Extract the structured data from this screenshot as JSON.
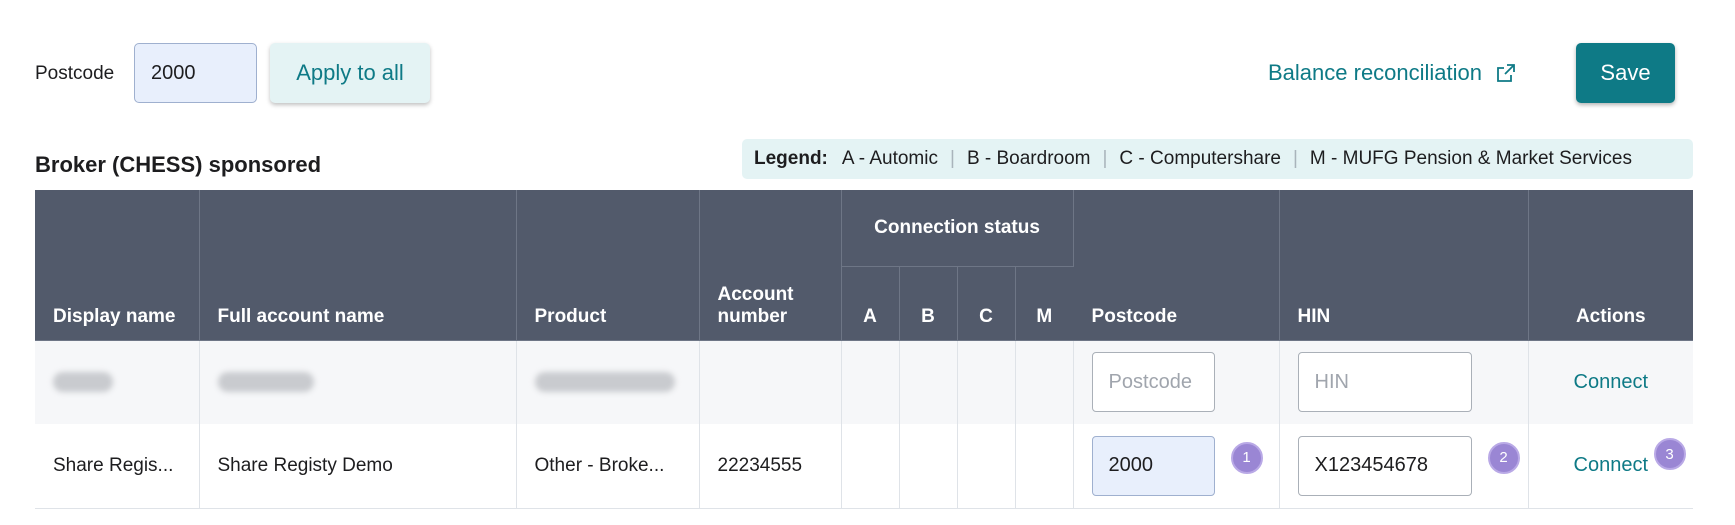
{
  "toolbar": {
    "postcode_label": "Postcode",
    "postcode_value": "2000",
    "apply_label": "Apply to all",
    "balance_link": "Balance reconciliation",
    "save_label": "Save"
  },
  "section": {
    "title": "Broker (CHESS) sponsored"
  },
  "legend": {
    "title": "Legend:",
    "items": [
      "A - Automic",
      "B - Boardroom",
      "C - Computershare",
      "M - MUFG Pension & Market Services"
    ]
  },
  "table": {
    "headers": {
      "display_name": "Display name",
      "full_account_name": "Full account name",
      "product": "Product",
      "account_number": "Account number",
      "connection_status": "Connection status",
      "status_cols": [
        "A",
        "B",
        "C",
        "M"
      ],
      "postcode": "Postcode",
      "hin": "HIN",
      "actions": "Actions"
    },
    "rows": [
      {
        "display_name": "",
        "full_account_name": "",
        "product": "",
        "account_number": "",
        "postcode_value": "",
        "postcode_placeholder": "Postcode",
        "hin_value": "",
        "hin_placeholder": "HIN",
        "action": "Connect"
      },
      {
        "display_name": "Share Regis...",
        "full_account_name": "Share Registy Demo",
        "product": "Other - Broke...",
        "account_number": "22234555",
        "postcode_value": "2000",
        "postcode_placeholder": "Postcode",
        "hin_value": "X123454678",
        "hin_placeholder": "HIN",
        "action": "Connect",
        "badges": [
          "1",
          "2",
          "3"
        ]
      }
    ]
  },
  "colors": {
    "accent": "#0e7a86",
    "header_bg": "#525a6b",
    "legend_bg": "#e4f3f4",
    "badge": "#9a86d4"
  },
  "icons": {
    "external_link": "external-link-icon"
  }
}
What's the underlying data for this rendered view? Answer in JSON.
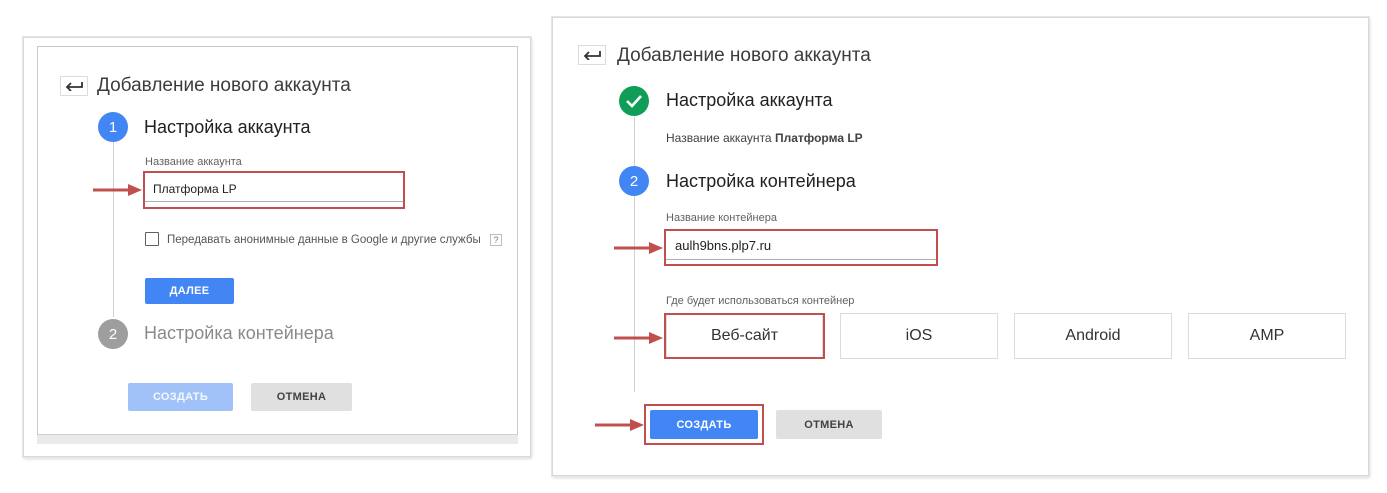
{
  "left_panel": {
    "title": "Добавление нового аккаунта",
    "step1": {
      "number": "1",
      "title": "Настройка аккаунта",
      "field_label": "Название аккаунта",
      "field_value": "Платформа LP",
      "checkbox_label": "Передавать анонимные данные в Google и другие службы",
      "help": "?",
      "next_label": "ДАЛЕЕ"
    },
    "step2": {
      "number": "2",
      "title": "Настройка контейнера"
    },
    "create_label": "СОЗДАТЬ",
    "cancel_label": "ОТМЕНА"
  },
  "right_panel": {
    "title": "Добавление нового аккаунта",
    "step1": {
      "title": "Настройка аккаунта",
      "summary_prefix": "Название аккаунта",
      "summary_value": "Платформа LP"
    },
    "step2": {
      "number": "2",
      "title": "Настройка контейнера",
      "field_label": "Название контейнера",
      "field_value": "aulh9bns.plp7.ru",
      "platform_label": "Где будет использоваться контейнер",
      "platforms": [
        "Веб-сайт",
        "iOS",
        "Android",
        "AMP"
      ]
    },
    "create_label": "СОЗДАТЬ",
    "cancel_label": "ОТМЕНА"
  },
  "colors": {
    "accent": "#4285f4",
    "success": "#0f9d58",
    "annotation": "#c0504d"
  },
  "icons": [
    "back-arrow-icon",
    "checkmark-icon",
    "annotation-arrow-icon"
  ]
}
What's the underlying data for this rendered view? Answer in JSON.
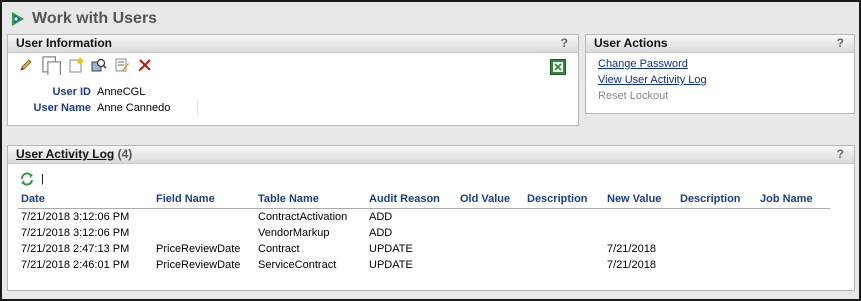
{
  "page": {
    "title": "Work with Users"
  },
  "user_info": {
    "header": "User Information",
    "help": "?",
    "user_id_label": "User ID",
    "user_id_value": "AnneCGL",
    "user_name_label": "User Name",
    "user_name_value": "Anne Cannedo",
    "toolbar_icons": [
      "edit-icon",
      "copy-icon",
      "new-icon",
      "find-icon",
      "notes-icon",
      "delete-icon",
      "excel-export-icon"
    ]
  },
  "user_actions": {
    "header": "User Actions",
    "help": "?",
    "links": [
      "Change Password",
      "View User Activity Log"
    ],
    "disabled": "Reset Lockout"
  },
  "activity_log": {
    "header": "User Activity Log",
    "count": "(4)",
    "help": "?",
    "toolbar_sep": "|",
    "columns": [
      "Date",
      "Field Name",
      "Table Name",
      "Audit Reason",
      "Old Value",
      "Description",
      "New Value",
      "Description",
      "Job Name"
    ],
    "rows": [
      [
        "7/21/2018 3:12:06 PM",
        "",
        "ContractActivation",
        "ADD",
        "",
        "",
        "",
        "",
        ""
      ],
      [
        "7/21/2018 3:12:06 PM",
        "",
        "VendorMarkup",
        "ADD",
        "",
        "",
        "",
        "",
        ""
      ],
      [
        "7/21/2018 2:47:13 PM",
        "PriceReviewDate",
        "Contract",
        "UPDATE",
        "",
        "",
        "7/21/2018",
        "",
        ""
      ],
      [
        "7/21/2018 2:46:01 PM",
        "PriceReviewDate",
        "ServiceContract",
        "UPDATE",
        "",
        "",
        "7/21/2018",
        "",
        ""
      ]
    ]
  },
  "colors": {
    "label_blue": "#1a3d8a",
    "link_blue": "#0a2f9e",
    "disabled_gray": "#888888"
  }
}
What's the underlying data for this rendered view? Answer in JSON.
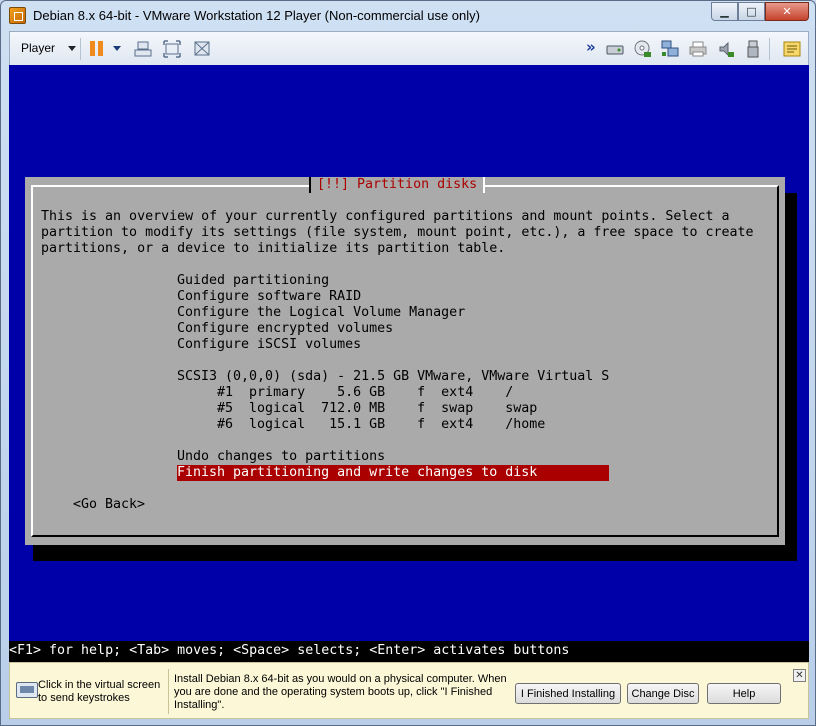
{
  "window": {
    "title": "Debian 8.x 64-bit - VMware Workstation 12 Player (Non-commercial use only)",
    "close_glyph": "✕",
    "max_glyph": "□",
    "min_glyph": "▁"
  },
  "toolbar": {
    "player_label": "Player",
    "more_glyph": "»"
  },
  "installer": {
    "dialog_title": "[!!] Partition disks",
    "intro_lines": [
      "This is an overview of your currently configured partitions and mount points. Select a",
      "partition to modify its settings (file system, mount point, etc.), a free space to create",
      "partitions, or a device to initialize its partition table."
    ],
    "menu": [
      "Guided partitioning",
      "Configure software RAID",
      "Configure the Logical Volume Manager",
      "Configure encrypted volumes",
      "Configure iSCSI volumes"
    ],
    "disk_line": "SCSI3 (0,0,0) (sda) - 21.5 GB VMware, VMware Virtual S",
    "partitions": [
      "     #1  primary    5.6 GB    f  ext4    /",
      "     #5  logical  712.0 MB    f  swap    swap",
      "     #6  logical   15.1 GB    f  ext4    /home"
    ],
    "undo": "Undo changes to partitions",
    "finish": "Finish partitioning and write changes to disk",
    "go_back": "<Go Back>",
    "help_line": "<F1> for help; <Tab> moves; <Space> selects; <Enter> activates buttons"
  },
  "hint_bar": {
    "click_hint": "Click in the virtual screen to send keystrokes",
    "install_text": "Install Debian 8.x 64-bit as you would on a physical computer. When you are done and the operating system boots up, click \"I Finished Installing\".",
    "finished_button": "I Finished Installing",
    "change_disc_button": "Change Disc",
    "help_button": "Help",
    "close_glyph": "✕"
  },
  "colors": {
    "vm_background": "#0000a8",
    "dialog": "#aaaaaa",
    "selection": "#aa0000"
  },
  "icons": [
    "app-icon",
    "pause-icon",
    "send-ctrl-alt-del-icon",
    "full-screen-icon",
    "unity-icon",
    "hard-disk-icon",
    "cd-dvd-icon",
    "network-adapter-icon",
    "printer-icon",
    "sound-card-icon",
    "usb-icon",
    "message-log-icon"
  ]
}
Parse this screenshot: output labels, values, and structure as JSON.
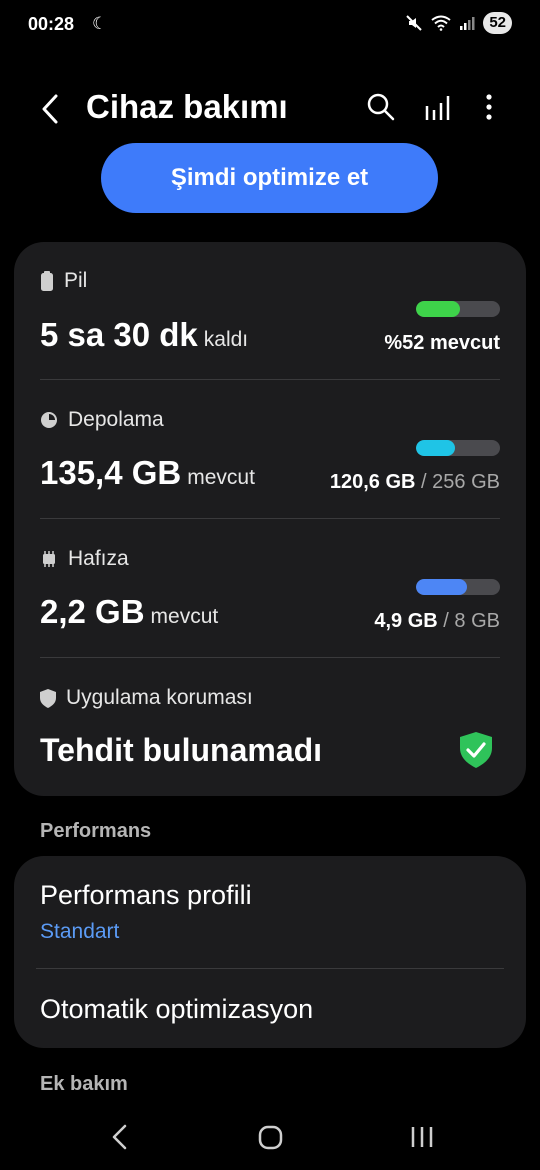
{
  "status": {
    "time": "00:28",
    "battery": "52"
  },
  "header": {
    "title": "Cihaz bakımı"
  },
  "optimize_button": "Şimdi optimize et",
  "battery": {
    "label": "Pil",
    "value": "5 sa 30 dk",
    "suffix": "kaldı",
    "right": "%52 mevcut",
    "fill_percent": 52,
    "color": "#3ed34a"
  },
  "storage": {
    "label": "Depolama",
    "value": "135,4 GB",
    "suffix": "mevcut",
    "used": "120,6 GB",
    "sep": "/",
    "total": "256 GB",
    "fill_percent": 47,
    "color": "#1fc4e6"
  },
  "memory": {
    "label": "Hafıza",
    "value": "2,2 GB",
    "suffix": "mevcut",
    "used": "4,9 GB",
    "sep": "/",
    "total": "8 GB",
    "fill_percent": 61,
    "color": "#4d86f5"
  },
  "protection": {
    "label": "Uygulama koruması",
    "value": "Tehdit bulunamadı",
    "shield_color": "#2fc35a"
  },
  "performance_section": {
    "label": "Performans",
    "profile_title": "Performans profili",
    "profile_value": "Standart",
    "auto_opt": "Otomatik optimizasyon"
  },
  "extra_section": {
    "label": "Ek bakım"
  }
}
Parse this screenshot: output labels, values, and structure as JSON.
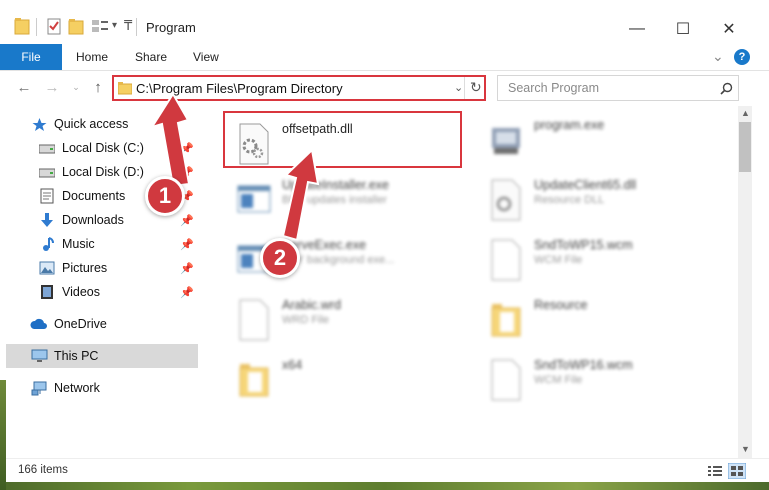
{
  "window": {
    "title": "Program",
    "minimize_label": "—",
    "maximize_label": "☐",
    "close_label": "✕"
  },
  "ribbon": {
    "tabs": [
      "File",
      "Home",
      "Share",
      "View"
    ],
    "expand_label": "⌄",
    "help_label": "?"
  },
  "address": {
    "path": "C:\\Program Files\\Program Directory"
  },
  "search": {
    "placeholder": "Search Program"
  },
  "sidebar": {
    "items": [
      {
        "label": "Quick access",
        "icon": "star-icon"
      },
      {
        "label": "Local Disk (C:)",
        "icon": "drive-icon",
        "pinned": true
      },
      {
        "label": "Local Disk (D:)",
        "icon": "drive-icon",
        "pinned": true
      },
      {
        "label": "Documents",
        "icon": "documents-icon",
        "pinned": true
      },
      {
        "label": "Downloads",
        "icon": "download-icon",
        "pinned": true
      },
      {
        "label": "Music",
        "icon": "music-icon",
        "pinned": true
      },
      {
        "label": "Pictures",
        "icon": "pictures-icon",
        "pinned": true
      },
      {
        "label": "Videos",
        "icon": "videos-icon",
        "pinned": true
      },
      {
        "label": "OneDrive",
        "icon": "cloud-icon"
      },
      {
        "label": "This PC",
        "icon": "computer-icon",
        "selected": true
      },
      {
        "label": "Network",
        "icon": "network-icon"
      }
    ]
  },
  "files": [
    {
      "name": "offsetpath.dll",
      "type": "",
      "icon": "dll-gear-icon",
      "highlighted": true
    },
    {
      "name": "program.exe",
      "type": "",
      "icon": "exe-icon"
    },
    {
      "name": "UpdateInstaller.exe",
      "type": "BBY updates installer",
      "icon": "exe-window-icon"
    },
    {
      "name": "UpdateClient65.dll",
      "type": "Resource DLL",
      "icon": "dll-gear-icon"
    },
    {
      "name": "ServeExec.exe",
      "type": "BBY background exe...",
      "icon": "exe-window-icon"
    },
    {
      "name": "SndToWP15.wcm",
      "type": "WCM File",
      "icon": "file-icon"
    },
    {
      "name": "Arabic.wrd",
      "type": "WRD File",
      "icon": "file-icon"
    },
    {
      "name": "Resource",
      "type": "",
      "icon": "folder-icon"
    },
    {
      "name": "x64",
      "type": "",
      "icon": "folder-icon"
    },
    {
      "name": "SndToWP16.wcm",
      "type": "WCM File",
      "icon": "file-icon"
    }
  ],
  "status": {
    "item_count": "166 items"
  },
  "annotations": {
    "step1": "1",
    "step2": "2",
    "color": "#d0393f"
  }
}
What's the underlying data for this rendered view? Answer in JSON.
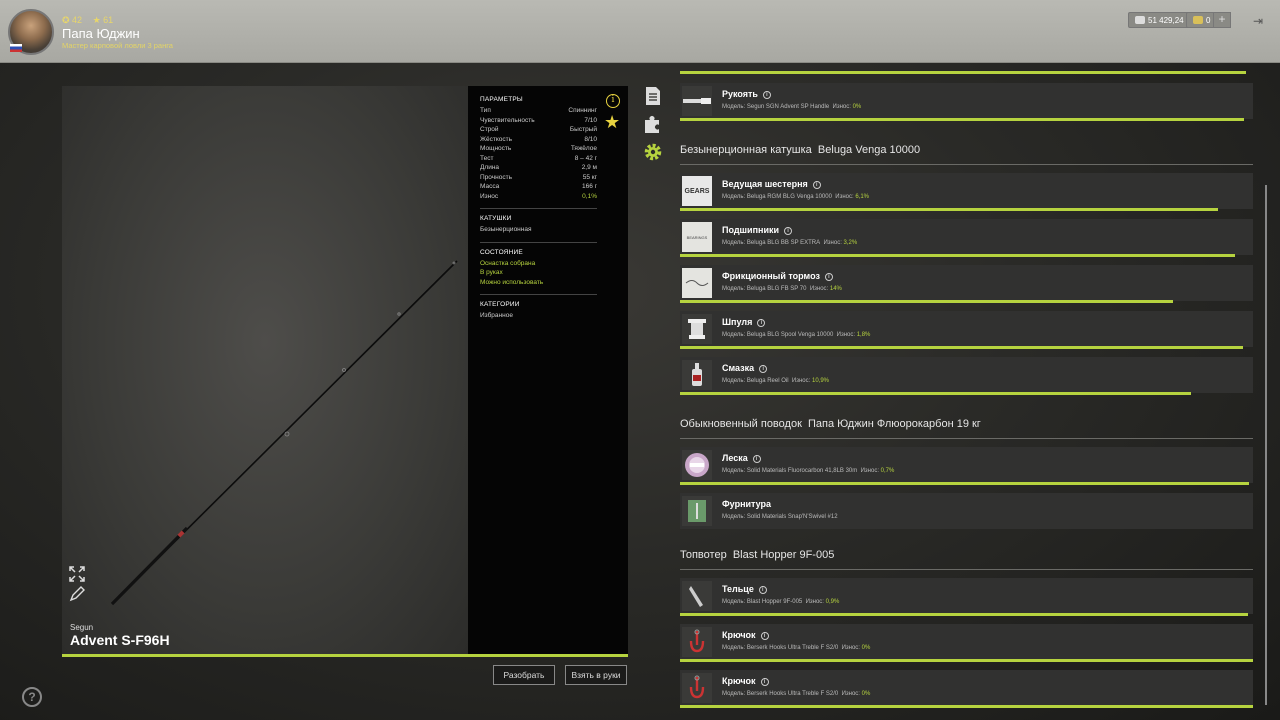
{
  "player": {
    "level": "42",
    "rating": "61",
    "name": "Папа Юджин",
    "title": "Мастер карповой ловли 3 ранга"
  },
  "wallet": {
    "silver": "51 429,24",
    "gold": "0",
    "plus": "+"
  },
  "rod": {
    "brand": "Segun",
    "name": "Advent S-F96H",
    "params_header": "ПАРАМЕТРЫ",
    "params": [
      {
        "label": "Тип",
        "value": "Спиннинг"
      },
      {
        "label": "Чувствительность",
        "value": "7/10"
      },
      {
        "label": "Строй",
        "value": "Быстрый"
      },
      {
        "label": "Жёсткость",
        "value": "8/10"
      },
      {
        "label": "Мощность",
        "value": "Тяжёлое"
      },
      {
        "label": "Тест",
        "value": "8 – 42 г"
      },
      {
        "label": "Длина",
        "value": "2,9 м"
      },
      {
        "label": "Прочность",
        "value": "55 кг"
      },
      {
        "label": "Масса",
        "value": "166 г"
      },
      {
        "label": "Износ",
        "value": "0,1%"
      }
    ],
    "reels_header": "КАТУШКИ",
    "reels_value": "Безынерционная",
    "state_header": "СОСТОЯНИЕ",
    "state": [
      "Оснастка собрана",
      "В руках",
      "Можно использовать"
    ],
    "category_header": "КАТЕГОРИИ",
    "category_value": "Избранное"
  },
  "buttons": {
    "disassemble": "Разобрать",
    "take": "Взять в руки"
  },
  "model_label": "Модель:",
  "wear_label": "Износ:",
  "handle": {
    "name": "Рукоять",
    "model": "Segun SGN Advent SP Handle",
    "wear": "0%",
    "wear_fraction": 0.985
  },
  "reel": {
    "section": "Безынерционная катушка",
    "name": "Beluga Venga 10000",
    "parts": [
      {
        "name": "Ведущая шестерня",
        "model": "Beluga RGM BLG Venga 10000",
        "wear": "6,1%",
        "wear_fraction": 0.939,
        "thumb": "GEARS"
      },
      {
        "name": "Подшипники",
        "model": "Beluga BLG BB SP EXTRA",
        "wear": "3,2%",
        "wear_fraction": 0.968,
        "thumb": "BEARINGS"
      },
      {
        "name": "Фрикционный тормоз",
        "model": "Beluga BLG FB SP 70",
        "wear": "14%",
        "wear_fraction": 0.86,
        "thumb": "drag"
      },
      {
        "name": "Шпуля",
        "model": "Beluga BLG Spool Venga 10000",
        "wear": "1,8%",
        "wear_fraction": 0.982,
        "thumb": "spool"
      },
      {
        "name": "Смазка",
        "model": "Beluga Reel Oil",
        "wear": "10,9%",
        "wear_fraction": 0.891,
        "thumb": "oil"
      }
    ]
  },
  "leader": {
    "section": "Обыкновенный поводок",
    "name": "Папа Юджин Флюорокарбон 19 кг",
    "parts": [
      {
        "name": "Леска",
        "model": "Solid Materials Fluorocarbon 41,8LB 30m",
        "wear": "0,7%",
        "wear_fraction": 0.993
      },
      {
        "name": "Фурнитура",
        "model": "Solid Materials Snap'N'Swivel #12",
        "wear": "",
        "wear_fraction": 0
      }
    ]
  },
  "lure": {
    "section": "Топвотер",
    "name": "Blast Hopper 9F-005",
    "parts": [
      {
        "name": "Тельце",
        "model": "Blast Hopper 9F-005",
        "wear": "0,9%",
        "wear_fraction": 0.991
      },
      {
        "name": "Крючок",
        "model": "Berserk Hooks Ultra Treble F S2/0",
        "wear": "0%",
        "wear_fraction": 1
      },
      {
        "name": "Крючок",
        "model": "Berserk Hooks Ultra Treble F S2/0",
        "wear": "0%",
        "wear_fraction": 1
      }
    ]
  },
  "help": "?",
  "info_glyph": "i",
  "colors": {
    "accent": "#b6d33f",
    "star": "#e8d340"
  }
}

■ ■ ■ ■ ■

Working from the entries above, return all lines that contain "Installing".

_Exercise output_:
    "install_text": "Install Debian 8.x 64-bit as you would on a physical computer. When you are done and the operating system boots up, click \"I Finished Installing\".",
    "finished_button": "I Finished Installing",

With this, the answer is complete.